Locate the string "panel" throughout the material and copy every line in which it occurs.

════

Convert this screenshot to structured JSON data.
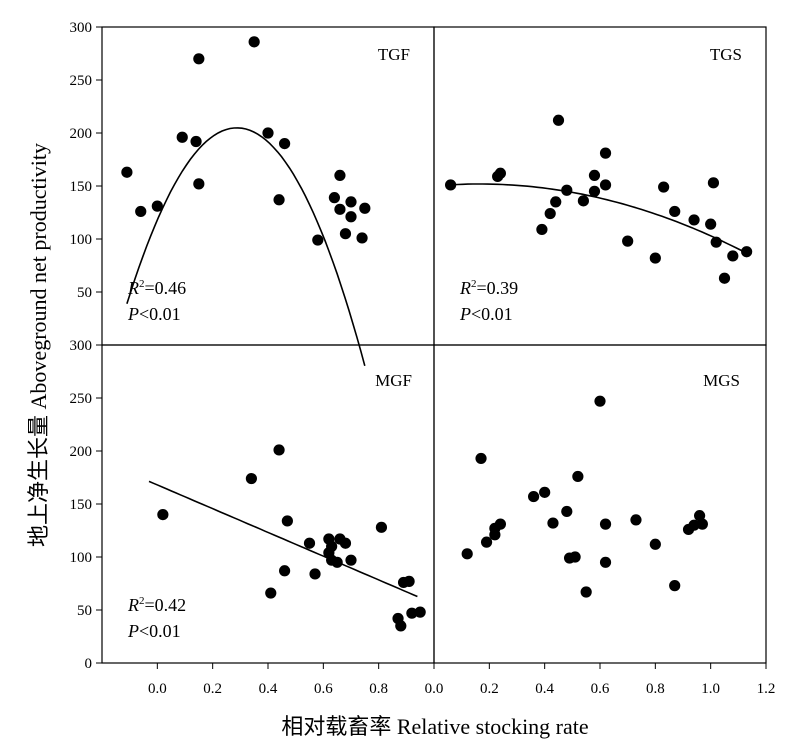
{
  "figure": {
    "ylabel": "地上净生长量 Aboveground net productivity",
    "xlabel": "相对载畜率 Relative stocking rate"
  },
  "chart_data": [
    {
      "type": "scatter",
      "panel": "TGF",
      "xlim": [
        -0.2,
        1.0
      ],
      "ylim": [
        0,
        300
      ],
      "xticks": [
        "0.0",
        "0.2",
        "0.4",
        "0.6",
        "0.8"
      ],
      "yticks": [
        "300",
        "250",
        "200",
        "150",
        "100",
        "50"
      ],
      "points": [
        [
          -0.11,
          163
        ],
        [
          -0.06,
          126
        ],
        [
          0.0,
          131
        ],
        [
          0.09,
          196
        ],
        [
          0.14,
          192
        ],
        [
          0.15,
          152
        ],
        [
          0.15,
          270
        ],
        [
          0.35,
          286
        ],
        [
          0.4,
          200
        ],
        [
          0.44,
          137
        ],
        [
          0.46,
          190
        ],
        [
          0.58,
          99
        ],
        [
          0.64,
          139
        ],
        [
          0.66,
          160
        ],
        [
          0.66,
          128
        ],
        [
          0.68,
          105
        ],
        [
          0.7,
          135
        ],
        [
          0.7,
          121
        ],
        [
          0.74,
          101
        ],
        [
          0.75,
          129
        ]
      ],
      "fit": {
        "type": "quadratic",
        "x_range": [
          -0.11,
          0.75
        ],
        "coef": [
          118,
          604,
          -1050
        ]
      },
      "r2_label": "R",
      "r2_sup": "2",
      "r2_value": "=0.46",
      "p_label": "P",
      "p_value": "<0.01"
    },
    {
      "type": "scatter",
      "panel": "TGS",
      "xlim": [
        0.0,
        1.2
      ],
      "ylim": [
        0,
        300
      ],
      "xticks": [
        "0.0",
        "0.2",
        "0.4",
        "0.6",
        "0.8",
        "1.0",
        "1.2"
      ],
      "yticks": [],
      "points": [
        [
          0.06,
          151
        ],
        [
          0.23,
          159
        ],
        [
          0.24,
          162
        ],
        [
          0.39,
          109
        ],
        [
          0.42,
          124
        ],
        [
          0.44,
          135
        ],
        [
          0.45,
          212
        ],
        [
          0.48,
          146
        ],
        [
          0.54,
          136
        ],
        [
          0.58,
          145
        ],
        [
          0.58,
          160
        ],
        [
          0.62,
          181
        ],
        [
          0.62,
          151
        ],
        [
          0.7,
          98
        ],
        [
          0.8,
          82
        ],
        [
          0.83,
          149
        ],
        [
          0.87,
          126
        ],
        [
          0.94,
          118
        ],
        [
          1.0,
          114
        ],
        [
          1.01,
          153
        ],
        [
          1.02,
          97
        ],
        [
          1.05,
          63
        ],
        [
          1.08,
          84
        ],
        [
          1.13,
          88
        ]
      ],
      "fit": {
        "type": "quadratic",
        "x_range": [
          0.05,
          1.13
        ],
        "coef": [
          150,
          23,
          -70
        ]
      },
      "r2_label": "R",
      "r2_sup": "2",
      "r2_value": "=0.39",
      "p_label": "P",
      "p_value": "<0.01"
    },
    {
      "type": "scatter",
      "panel": "MGF",
      "xlim": [
        -0.2,
        1.0
      ],
      "ylim": [
        0,
        300
      ],
      "xticks": [
        "0.0",
        "0.2",
        "0.4",
        "0.6",
        "0.8"
      ],
      "yticks": [
        "300",
        "250",
        "200",
        "150",
        "100",
        "50",
        "0"
      ],
      "points": [
        [
          0.02,
          140
        ],
        [
          0.34,
          174
        ],
        [
          0.41,
          66
        ],
        [
          0.44,
          201
        ],
        [
          0.46,
          87
        ],
        [
          0.47,
          134
        ],
        [
          0.55,
          113
        ],
        [
          0.57,
          84
        ],
        [
          0.62,
          104
        ],
        [
          0.62,
          117
        ],
        [
          0.63,
          97
        ],
        [
          0.63,
          110
        ],
        [
          0.65,
          95
        ],
        [
          0.66,
          117
        ],
        [
          0.68,
          113
        ],
        [
          0.7,
          97
        ],
        [
          0.81,
          128
        ],
        [
          0.87,
          42
        ],
        [
          0.88,
          35
        ],
        [
          0.89,
          76
        ],
        [
          0.91,
          77
        ],
        [
          0.92,
          47
        ],
        [
          0.95,
          48
        ]
      ],
      "fit": {
        "type": "linear",
        "x_range": [
          -0.03,
          0.94
        ],
        "coef": [
          168,
          -112
        ]
      },
      "r2_label": "R",
      "r2_sup": "2",
      "r2_value": "=0.42",
      "p_label": "P",
      "p_value": "<0.01"
    },
    {
      "type": "scatter",
      "panel": "MGS",
      "xlim": [
        0.0,
        1.2
      ],
      "ylim": [
        0,
        300
      ],
      "xticks": [
        "0.0",
        "0.2",
        "0.4",
        "0.6",
        "0.8",
        "1.0",
        "1.2"
      ],
      "yticks": [],
      "points": [
        [
          0.12,
          103
        ],
        [
          0.17,
          193
        ],
        [
          0.19,
          114
        ],
        [
          0.22,
          121
        ],
        [
          0.22,
          127
        ],
        [
          0.24,
          131
        ],
        [
          0.36,
          157
        ],
        [
          0.4,
          161
        ],
        [
          0.43,
          132
        ],
        [
          0.48,
          143
        ],
        [
          0.49,
          99
        ],
        [
          0.51,
          100
        ],
        [
          0.52,
          176
        ],
        [
          0.55,
          67
        ],
        [
          0.6,
          247
        ],
        [
          0.62,
          131
        ],
        [
          0.62,
          95
        ],
        [
          0.73,
          135
        ],
        [
          0.8,
          112
        ],
        [
          0.87,
          73
        ],
        [
          0.92,
          126
        ],
        [
          0.94,
          130
        ],
        [
          0.96,
          139
        ],
        [
          0.97,
          131
        ]
      ]
    }
  ]
}
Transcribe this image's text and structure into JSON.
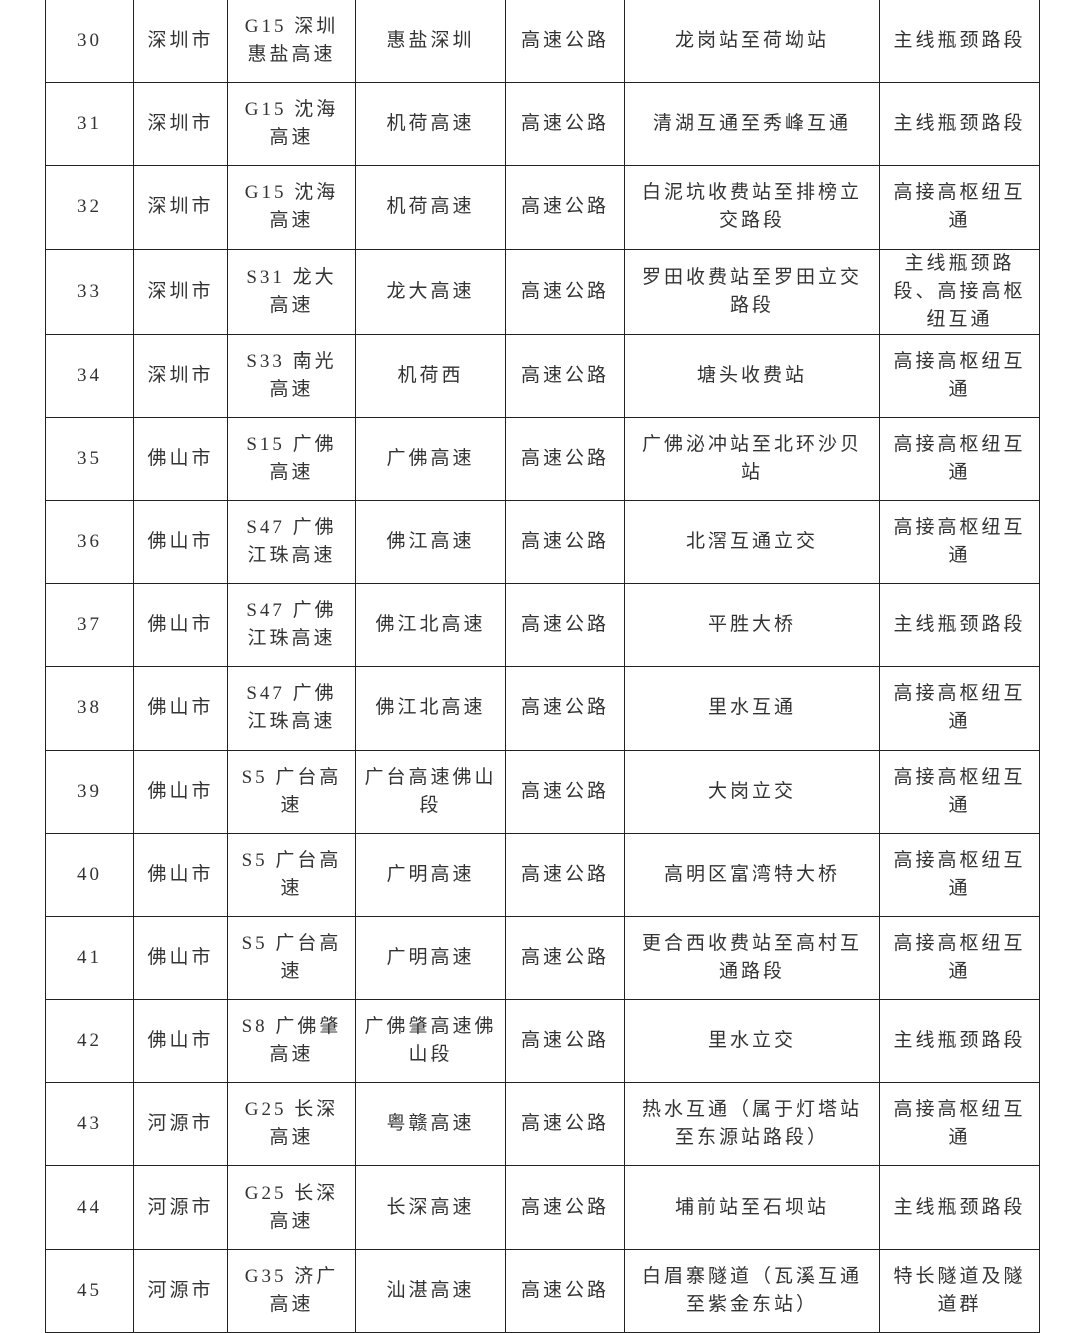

════

* [FINISHED TASK]:
      "panel": "TGF",
      "panel": "TGS",
      "panel": "MGF",
      "panel": "MGS",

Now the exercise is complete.